#### Short exercise
Here are some records. Copy each one exactly.

#### Items
::::::::
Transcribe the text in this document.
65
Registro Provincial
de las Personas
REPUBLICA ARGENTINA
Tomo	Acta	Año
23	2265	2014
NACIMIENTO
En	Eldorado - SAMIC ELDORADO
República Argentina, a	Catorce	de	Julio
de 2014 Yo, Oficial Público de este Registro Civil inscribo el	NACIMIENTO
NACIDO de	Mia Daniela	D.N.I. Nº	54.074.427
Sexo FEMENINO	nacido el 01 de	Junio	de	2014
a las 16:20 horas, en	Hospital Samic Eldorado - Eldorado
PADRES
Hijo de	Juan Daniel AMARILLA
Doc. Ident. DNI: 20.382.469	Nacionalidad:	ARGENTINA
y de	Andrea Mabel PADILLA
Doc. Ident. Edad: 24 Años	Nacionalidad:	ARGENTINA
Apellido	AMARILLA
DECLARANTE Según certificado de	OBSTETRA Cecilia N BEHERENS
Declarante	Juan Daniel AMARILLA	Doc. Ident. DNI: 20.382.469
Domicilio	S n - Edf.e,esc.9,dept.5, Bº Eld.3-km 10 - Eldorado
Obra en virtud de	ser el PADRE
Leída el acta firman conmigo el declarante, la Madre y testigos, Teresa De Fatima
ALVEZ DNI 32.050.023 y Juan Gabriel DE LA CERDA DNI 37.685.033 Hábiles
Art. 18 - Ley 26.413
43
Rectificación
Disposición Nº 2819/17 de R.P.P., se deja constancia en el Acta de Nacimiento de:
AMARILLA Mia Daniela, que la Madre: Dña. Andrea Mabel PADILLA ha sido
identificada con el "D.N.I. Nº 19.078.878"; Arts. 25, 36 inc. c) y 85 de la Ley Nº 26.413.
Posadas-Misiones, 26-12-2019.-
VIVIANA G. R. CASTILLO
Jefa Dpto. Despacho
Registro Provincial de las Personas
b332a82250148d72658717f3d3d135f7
::::::::
#### Expected answer
Transcribe the text in this document.
65
Registro Provincial
de las Personas
REPUBLICA ARGENTINA
Tomo	Acta	Año
23	2265	2014
NACIMIENTO
En	Eldorado - SAMIC ELDORADO
República Argentina, a	Catorce	de	Julio
de 2014 Yo, Oficial Público de este Registro Civil inscribo el	NACIMIENTO
NACIDO de	Mia Daniela	D.N.I. Nº	54.074.427
Sexo FEMENINO	nacido el 01 de	Junio	de	2014
a las 16:20 horas, en	Hospital Samic Eldorado - Eldorado
PADRES
Hijo de	Juan Daniel AMARILLA
Doc. Ident. DNI: 20.382.469	Nacionalidad:	ARGENTINA
y de	Andrea Mabel PADILLA
Doc. Ident. Edad: 24 Años	Nacionalidad:	ARGENTINA
Apellido	AMARILLA
DECLARANTE Según certificado de	OBSTETRA Cecilia N BEHERENS
Declarante	Juan Daniel AMARILLA	Doc. Ident. DNI: 20.382.469
Domicilio	S n - Edf.e,esc.9,dept.5, Bº Eld.3-km 10 - Eldorado
Obra en virtud de	ser el PADRE
Leída el acta firman conmigo el declarante, la Madre y testigos, Teresa De Fatima
ALVEZ DNI 32.050.023 y Juan Gabriel DE LA CERDA DNI 37.685.033 Hábiles
Art. 18 - Ley 26.413
43
Rectificación
Disposición Nº 2819/17 de R.P.P., se deja constancia en el Acta de Nacimiento de:
AMARILLA Mia Daniela, que la Madre: Dña. Andrea Mabel PADILLA ha sido
identificada con el "D.N.I. Nº 19.078.878"; Arts. 25, 36 inc. c) y 85 de la Ley Nº 26.413.
Posadas-Misiones, 26-12-2019.-
VIVIANA G. R. CASTILLO
Jefa Dpto. Despacho
Registro Provincial de las Personas
b332a82250148d72658717f3d3d135f7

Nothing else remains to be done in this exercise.